— start of Provided information —

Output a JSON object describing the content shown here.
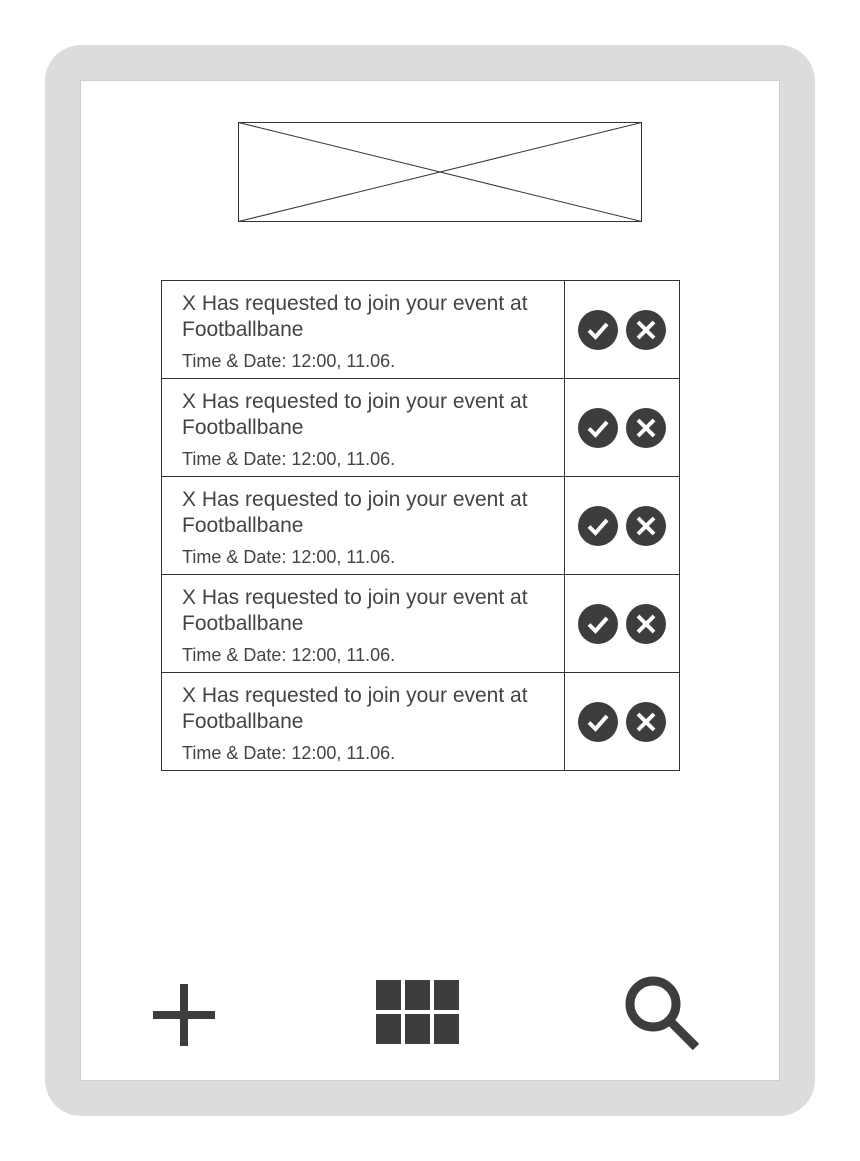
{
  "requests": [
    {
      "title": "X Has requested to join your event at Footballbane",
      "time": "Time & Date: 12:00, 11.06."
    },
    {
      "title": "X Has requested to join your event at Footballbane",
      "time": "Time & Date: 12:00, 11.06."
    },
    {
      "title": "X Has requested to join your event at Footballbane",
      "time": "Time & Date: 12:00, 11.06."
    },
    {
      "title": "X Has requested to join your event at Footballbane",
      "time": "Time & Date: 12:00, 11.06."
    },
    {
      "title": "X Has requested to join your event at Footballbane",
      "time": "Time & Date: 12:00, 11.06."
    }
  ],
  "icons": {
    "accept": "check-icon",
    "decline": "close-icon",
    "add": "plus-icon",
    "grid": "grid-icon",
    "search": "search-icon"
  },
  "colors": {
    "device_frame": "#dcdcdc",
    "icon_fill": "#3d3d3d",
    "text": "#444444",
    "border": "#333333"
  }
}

— end of Provided information —

_Directions for this task_
Leaving out the pictures, repeat the data above exactly.

_Response_
Output a JSON object describing the content shown here.
{
  "requests": [
    {
      "title": "X Has requested to join your event at Footballbane",
      "time": "Time & Date: 12:00, 11.06."
    },
    {
      "title": "X Has requested to join your event at Footballbane",
      "time": "Time & Date: 12:00, 11.06."
    },
    {
      "title": "X Has requested to join your event at Footballbane",
      "time": "Time & Date: 12:00, 11.06."
    },
    {
      "title": "X Has requested to join your event at Footballbane",
      "time": "Time & Date: 12:00, 11.06."
    },
    {
      "title": "X Has requested to join your event at Footballbane",
      "time": "Time & Date: 12:00, 11.06."
    }
  ],
  "icons": {
    "accept": "check-icon",
    "decline": "close-icon",
    "add": "plus-icon",
    "grid": "grid-icon",
    "search": "search-icon"
  },
  "colors": {
    "device_frame": "#dcdcdc",
    "icon_fill": "#3d3d3d",
    "text": "#444444",
    "border": "#333333"
  }
}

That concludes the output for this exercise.